## start

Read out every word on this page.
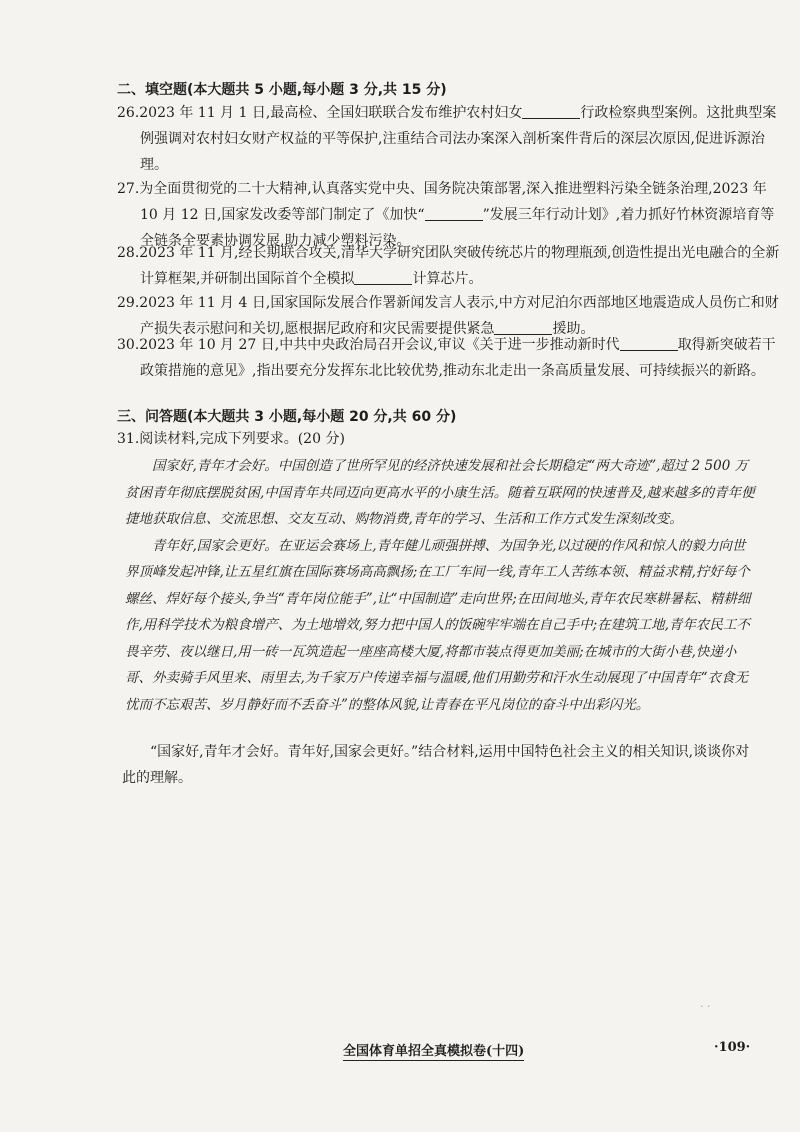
二、填空题(本大题共 5 小题,每小题 3 分,共 15 分)
26.2023 年 11 月 1 日,最高检、全国妇联联合发布维护农村妇女	行政检察典型案例。这批典型案例强调对农村妇女财产权益的平等保护,注重结合司法办案深入剖析案件背后的深层次原因,促进诉源治理。
27.为全面贯彻党的二十大精神,认真落实党中央、国务院决策部署,深入推进塑料污染全链条治理,2023 年 10 月 12 日,国家发改委等部门制定了《加快“	”发展三年行动计划》,着力抓好竹林资源培育等全链条全要素协调发展,助力减少塑料污染。
28.2023 年 11 月,经长期联合攻关,清华大学研究团队突破传统芯片的物理瓶颈,创造性提出光电融合的全新计算框架,并研制出国际首个全模拟	计算芯片。
29.2023 年 11 月 4 日,国家国际发展合作署新闻发言人表示,中方对尼泊尔西部地区地震造成人员伤亡和财产损失表示慰问和关切,愿根据尼政府和灾民需要提供紧急	援助。
30.2023 年 10 月 27 日,中共中央政治局召开会议,审议《关于进一步推动新时代	取得新突破若干政策措施的意见》,指出要充分发挥东北比较优势,推动东北走出一条高质量发展、可持续振兴的新路。
三、问答题(本大题共 3 小题,每小题 20 分,共 60 分)
31.阅读材料,完成下列要求。(20 分)

国家好,青年才会好。中国创造了世所罕见的经济快速发展和社会长期稳定“两大奇迹”,超过 2 500 万贫困青年彻底摆脱贫困,中国青年共同迈向更高水平的小康生活。随着互联网的快速普及,越来越多的青年便捷地获取信息、交流思想、交友互动、购物消费,青年的学习、生活和工作方式发生深刻改变。

青年好,国家会更好。在亚运会赛场上,青年健儿顽强拼搏、为国争光,以过硬的作风和惊人的毅力向世界顶峰发起冲锋,让五星红旗在国际赛场高高飘扬;在工厂车间一线,青年工人苦练本领、精益求精,拧好每个螺丝、焊好每个接头,争当“青年岗位能手”,让“中国制造”走向世界;在田间地头,青年农民寒耕暑耘、精耕细作,用科学技术为粮食增产、为土地增效,努力把中国人的饭碗牢牢端在自己手中;在建筑工地,青年农民工不畏辛劳、夜以继日,用一砖一瓦筑造起一座座高楼大厦,将都市装点得更加美丽;在城市的大街小巷,快递小哥、外卖骑手风里来、雨里去,为千家万户传递幸福与温暖,他们用勤劳和汗水生动展现了中国青年“衣食无忧而不忘艰苦、岁月静好而不丢奋斗”的整体风貌,让青春在平凡岗位的奋斗中出彩闪光。

“国家好,青年才会好。青年好,国家会更好。”结合材料,运用中国特色社会主义的相关知识,谈谈你对此的理解。
· ·
全国体育单招全真模拟卷(十四)	·109·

## end

DIRECTIVE
Scan the entries above for the word "青年才会好" and collect each line holding it.

EXERCISE OUTPUT
国家好,青年才会好。中国创造了世所罕见的经济快速发展和社会长期稳定“两大奇迹”,超过 2 500 万贫困青年彻底摆脱贫困,中国青年共同迈向更高水平的小康生活。随着互联网的快速普及,越来越多的青年便捷地获取信息、交流思想、交友互动、购物消费,青年的学习、生活和工作方式发生深刻改变。
“国家好,青年才会好。青年好,国家会更好。”结合材料,运用中国特色社会主义的相关知识,谈谈你对此的理解。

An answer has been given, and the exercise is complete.